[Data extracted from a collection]
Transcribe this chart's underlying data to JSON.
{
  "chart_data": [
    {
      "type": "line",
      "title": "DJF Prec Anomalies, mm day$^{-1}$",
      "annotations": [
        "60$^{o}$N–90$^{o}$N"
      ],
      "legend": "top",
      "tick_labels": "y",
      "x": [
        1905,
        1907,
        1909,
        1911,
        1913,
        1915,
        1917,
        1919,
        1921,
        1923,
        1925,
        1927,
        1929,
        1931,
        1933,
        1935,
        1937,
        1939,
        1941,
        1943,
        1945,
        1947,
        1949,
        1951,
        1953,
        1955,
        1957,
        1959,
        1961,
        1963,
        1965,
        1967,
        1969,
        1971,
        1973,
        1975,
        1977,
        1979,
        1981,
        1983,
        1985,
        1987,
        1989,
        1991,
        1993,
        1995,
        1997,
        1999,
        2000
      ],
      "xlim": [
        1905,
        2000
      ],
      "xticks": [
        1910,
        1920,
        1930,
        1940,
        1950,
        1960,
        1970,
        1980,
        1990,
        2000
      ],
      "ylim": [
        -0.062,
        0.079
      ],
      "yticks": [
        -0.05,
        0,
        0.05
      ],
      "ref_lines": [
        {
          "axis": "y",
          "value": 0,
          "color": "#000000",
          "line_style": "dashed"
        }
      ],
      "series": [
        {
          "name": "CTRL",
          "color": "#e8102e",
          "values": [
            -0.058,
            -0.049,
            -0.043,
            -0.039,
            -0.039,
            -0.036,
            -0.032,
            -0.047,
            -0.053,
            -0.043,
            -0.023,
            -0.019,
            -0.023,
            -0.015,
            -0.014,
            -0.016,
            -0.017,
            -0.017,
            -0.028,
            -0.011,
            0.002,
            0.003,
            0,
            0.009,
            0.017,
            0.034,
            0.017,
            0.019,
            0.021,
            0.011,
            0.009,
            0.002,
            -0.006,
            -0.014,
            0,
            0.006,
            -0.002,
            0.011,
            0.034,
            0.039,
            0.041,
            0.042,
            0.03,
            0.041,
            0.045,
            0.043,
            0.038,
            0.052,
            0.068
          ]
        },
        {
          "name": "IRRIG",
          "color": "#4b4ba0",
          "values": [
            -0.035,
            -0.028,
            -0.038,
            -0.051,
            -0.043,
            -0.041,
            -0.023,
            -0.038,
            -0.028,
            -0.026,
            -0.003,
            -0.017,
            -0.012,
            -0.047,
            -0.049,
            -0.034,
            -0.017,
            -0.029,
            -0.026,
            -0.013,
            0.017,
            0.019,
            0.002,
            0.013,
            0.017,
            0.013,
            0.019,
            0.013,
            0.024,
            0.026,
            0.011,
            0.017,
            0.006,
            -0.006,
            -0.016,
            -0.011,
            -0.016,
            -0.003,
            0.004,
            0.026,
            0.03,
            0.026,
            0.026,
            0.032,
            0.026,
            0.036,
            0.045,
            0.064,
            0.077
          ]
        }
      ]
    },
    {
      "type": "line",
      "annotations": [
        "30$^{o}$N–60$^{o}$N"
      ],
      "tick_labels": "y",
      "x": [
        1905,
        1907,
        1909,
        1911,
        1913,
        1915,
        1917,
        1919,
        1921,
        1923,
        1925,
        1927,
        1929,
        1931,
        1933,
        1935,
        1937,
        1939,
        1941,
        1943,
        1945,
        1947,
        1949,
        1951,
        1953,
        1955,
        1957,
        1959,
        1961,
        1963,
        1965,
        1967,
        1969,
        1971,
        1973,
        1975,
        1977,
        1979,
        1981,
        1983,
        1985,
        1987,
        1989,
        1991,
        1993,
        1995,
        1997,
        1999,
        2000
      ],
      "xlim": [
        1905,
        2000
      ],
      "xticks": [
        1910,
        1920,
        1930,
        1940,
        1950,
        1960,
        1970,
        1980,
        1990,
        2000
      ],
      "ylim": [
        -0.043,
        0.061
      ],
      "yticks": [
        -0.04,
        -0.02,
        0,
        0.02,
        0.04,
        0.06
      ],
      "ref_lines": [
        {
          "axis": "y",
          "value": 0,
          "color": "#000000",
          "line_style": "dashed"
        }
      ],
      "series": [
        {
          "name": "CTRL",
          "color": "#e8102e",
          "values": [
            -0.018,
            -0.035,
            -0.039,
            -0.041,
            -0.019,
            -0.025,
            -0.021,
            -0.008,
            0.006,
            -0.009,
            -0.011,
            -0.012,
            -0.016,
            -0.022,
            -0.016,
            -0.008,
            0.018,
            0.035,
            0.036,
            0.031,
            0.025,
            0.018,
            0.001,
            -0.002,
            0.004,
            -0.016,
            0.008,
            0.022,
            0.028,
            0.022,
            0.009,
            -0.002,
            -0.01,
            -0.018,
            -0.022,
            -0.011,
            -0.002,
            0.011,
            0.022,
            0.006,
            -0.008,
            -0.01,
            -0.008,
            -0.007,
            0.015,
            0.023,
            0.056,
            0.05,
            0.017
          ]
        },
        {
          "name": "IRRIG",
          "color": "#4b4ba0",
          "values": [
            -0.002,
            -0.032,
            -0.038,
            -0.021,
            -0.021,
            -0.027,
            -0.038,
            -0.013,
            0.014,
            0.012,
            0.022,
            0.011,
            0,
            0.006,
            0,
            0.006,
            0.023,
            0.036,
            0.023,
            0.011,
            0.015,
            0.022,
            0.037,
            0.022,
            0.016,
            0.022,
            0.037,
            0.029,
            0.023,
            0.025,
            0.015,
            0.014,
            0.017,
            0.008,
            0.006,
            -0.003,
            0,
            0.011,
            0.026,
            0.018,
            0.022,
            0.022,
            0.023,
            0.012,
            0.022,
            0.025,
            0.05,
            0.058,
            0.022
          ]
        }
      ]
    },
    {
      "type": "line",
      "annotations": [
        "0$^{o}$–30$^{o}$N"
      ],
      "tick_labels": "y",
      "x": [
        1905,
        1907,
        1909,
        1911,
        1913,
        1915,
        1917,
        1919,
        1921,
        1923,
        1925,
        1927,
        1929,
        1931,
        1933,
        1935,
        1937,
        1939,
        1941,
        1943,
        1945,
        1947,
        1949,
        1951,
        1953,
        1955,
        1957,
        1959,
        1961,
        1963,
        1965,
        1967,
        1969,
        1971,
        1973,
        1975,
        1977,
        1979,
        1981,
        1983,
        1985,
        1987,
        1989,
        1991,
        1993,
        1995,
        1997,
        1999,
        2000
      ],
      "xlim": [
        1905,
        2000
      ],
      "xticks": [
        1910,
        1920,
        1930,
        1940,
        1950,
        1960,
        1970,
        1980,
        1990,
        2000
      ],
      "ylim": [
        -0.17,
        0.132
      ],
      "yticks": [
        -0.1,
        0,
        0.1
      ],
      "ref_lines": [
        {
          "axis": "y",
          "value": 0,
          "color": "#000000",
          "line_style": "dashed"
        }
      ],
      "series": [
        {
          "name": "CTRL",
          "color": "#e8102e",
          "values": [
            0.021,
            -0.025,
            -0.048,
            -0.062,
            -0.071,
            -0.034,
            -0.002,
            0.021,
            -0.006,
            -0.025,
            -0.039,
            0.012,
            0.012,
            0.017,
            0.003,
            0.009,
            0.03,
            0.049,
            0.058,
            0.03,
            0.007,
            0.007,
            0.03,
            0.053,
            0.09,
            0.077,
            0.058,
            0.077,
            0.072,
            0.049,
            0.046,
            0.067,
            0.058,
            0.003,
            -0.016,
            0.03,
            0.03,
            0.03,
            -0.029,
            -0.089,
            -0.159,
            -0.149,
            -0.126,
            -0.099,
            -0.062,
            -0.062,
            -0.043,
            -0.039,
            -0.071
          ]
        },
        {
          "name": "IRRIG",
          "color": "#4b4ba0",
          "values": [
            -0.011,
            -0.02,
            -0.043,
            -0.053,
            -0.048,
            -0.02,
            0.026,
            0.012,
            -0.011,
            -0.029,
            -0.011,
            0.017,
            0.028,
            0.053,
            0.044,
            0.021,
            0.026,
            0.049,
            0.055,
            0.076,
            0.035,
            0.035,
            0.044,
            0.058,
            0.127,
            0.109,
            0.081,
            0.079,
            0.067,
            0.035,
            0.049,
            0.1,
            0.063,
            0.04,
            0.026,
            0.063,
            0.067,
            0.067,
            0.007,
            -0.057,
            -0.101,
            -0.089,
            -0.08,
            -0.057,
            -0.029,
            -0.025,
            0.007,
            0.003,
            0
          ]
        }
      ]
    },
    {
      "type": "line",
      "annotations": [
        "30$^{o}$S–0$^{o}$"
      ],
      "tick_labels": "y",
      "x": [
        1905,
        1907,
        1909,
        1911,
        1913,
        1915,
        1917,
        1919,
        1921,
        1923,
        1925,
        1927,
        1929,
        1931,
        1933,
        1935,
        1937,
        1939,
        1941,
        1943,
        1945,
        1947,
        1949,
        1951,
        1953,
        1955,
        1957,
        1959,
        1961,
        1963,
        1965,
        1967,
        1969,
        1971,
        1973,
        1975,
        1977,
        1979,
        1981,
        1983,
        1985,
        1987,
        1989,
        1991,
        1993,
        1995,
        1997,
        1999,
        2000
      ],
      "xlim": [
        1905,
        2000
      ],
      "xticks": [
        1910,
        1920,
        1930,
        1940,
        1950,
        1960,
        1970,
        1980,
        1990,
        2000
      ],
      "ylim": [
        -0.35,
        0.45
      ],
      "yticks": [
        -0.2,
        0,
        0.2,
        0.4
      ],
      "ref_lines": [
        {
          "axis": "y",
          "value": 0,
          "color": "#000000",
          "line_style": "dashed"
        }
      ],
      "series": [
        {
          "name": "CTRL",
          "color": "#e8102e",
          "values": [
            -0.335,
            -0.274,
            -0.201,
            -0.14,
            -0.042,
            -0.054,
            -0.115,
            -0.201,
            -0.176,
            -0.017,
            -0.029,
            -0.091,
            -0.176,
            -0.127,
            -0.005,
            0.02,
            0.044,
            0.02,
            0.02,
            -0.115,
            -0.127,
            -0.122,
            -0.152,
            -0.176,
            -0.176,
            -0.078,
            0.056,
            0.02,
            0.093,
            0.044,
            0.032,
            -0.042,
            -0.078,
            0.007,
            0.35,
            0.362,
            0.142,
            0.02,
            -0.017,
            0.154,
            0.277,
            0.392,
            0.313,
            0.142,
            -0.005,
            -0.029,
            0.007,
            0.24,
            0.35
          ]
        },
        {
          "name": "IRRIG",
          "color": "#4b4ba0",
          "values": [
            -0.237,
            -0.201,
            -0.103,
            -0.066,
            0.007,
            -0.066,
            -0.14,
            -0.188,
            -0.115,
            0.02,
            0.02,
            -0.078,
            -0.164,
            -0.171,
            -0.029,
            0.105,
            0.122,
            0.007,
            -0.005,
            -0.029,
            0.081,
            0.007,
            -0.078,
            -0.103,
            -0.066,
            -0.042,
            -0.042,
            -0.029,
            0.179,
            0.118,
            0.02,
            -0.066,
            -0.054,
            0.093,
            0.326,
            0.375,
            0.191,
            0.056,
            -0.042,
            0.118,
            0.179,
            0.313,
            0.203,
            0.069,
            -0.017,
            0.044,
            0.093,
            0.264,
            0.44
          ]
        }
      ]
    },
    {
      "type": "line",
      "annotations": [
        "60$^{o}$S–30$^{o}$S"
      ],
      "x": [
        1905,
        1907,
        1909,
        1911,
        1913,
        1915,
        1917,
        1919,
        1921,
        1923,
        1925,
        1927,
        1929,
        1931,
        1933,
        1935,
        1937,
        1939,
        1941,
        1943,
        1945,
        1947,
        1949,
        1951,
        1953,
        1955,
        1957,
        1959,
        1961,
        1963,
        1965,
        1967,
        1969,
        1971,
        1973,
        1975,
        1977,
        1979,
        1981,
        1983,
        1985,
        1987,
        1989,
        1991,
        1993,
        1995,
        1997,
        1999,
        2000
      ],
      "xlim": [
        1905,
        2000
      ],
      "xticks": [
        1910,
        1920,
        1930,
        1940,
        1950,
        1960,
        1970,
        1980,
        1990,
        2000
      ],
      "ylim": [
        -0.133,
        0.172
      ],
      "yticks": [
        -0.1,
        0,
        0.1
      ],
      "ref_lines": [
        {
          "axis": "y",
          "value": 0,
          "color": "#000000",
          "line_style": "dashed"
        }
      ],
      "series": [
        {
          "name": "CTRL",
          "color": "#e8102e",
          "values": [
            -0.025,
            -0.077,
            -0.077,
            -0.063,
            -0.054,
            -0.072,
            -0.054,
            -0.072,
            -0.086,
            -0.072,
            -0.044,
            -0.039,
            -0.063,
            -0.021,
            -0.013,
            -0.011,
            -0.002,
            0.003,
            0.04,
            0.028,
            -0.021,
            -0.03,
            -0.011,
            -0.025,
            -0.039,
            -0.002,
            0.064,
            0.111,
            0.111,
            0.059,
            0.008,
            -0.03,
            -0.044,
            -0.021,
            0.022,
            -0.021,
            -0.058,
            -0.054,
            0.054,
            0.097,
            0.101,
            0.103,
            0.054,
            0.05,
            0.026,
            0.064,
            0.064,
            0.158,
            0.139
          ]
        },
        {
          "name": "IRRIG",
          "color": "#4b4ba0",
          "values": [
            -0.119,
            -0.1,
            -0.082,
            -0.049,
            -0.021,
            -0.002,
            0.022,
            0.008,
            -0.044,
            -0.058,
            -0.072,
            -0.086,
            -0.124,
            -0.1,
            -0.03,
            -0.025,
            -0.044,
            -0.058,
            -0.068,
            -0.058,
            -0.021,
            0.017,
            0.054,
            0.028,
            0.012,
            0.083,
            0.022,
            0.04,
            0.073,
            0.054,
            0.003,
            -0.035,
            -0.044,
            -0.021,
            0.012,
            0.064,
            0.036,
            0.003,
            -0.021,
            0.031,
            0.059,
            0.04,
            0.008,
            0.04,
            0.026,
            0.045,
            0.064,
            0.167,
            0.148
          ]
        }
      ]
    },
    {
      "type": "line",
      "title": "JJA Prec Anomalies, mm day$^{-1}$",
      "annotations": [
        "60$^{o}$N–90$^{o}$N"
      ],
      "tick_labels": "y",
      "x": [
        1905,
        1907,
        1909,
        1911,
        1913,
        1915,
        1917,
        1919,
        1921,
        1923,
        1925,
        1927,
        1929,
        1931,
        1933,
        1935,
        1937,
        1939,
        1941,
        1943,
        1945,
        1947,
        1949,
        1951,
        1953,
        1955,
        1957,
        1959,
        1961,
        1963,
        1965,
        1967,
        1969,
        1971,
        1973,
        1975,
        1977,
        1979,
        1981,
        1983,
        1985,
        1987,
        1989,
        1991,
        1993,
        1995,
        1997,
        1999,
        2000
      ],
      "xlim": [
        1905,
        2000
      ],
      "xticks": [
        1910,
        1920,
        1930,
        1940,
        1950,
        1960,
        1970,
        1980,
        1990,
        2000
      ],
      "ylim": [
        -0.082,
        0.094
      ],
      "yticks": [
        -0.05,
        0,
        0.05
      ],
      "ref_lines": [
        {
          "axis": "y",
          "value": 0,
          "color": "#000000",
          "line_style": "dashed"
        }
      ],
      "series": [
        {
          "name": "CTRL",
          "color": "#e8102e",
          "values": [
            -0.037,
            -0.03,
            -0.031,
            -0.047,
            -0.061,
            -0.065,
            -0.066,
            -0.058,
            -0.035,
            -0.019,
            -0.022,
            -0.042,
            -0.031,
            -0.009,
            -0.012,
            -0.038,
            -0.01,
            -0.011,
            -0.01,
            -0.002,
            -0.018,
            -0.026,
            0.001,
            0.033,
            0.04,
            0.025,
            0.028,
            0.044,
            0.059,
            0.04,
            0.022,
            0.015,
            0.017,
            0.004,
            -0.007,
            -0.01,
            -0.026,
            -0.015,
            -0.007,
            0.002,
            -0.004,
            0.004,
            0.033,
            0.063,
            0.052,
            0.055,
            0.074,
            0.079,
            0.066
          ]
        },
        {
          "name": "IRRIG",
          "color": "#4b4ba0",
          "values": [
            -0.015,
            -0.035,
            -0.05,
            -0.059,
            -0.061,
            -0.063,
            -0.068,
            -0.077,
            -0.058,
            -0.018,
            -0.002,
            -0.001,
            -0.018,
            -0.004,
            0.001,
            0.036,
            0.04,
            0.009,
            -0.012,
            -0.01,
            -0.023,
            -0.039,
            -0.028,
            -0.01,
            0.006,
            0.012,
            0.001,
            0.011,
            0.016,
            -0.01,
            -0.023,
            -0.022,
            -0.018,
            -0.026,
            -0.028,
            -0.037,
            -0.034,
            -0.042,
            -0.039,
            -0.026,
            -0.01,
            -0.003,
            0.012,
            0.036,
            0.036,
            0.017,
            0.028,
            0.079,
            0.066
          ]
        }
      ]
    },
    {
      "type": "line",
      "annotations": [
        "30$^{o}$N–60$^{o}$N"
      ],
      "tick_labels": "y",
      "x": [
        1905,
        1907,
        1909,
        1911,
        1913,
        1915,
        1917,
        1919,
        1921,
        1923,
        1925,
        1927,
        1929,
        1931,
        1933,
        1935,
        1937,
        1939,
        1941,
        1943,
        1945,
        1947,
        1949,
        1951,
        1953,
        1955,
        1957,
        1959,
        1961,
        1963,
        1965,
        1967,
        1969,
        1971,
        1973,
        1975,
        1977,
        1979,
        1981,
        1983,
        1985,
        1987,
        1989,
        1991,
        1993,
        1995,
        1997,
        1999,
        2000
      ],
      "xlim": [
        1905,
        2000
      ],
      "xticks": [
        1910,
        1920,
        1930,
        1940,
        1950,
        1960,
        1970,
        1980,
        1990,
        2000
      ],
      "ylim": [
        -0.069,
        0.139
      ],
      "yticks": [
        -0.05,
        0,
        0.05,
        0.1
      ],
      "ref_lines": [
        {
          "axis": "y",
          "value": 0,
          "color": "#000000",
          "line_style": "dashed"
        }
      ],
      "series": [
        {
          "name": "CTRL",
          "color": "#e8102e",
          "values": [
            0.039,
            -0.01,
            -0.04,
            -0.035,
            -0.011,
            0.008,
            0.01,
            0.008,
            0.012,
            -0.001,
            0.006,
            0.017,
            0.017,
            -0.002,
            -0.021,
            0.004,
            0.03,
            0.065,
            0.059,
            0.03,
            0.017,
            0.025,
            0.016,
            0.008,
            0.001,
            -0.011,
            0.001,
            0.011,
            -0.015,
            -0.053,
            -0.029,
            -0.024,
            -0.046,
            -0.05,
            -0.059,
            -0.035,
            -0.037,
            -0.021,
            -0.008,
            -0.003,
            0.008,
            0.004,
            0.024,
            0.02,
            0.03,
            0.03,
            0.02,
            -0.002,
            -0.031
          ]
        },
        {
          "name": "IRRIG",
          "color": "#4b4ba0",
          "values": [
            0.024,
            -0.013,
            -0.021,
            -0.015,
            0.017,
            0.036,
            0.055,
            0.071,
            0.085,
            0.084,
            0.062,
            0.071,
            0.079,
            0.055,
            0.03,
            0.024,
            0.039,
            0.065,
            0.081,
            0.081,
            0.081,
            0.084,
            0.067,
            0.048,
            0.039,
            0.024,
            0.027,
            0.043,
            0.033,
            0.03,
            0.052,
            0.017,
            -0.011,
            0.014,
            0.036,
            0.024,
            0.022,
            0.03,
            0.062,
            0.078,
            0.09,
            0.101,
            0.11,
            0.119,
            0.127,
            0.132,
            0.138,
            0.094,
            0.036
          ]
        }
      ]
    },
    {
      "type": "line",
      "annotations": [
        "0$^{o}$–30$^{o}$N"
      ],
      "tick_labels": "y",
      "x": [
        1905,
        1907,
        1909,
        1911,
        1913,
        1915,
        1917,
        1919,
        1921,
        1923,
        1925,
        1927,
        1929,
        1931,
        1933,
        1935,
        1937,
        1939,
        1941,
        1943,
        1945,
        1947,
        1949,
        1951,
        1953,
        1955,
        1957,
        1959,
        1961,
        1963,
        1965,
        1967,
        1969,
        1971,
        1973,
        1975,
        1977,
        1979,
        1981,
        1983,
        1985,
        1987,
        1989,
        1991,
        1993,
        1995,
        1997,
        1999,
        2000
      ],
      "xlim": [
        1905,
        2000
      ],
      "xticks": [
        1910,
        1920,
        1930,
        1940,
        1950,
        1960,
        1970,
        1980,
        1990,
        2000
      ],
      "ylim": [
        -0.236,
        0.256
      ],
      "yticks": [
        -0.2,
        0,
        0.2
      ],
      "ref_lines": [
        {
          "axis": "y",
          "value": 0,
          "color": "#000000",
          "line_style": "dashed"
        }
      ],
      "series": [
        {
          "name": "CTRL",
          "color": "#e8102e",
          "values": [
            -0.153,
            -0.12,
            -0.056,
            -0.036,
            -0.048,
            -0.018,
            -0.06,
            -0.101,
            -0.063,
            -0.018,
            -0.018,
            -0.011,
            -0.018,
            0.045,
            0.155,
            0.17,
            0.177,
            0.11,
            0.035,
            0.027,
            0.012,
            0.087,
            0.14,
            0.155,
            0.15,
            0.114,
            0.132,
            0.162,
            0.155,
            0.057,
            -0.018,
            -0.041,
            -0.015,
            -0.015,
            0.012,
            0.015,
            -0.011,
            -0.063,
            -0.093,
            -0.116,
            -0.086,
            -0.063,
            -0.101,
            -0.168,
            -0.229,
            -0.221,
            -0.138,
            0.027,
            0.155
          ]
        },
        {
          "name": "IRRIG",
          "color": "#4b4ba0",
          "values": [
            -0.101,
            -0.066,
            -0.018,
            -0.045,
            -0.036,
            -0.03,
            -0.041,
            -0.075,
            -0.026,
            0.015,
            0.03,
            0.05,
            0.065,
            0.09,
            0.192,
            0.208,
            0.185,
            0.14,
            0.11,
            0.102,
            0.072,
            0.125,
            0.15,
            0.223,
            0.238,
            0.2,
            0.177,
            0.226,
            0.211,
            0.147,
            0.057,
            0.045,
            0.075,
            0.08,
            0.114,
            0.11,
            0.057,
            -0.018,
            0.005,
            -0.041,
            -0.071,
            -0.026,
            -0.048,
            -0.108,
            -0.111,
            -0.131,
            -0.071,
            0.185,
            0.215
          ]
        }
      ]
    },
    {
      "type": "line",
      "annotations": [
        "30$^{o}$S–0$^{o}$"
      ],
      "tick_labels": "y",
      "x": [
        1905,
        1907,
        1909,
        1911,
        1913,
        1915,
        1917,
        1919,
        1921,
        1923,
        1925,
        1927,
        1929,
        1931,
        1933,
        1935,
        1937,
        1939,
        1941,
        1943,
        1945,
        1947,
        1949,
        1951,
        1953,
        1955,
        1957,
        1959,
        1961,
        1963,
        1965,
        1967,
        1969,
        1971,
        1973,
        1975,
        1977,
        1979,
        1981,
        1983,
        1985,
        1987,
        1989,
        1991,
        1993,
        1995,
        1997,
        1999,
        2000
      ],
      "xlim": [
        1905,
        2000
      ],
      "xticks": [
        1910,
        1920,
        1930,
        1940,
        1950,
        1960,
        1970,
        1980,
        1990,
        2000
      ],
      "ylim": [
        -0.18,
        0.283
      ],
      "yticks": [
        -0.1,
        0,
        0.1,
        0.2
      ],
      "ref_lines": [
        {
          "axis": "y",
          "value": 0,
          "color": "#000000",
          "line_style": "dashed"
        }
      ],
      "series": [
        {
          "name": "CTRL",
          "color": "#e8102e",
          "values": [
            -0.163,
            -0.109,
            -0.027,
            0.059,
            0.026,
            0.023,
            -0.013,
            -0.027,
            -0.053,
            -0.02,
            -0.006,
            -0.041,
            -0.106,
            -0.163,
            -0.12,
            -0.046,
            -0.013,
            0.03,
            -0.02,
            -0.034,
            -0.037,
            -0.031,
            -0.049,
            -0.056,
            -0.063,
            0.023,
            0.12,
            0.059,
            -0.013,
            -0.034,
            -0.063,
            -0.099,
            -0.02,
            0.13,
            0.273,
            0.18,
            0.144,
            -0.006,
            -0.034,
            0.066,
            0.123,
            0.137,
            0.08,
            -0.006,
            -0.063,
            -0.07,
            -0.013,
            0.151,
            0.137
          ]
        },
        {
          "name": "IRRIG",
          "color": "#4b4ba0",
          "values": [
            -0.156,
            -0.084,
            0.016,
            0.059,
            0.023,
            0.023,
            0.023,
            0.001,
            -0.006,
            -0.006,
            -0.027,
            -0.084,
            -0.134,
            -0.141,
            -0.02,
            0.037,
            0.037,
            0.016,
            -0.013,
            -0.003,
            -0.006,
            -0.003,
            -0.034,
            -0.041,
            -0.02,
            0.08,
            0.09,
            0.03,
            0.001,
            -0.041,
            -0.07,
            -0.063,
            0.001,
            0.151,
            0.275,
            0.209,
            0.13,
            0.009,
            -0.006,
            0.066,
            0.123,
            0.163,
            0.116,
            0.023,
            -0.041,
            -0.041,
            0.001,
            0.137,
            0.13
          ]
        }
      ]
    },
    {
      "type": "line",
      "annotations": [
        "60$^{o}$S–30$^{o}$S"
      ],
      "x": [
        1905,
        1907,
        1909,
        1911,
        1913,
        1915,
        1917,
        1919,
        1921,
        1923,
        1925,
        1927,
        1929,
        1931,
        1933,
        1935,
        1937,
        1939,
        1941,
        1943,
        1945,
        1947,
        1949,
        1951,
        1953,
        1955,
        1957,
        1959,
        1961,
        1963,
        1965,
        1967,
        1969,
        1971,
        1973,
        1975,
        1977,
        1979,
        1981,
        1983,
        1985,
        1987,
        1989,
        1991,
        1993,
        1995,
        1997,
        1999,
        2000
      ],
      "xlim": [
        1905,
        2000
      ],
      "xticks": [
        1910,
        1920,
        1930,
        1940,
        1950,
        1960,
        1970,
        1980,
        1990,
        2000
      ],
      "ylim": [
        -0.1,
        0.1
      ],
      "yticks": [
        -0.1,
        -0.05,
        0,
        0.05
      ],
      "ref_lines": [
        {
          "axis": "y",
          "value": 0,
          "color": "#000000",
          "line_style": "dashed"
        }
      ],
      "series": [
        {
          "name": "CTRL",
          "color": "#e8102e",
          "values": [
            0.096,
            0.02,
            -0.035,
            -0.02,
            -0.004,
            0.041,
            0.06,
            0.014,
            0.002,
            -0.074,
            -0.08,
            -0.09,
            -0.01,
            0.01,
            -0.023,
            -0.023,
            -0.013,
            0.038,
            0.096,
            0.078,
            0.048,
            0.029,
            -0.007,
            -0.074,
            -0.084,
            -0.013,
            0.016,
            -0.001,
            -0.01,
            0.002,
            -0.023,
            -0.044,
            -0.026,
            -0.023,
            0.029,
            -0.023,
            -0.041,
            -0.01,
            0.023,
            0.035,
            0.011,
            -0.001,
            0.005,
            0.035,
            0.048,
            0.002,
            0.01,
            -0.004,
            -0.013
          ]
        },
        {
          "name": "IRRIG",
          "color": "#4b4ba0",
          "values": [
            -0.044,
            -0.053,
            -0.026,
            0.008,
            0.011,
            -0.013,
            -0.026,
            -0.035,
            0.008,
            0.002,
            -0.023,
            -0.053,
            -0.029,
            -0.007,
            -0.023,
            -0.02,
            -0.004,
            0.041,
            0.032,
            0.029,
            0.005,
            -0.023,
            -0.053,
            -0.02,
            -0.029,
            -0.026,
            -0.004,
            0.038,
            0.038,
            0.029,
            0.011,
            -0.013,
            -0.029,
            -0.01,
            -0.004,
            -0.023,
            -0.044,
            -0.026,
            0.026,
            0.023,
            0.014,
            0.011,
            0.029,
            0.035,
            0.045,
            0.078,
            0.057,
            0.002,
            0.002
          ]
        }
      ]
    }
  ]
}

WHAT THE EXERCISE ASKS:
State the count of lines above containing the string "Anomalies", and add nothing to it.

EXERCISE RESULT:
2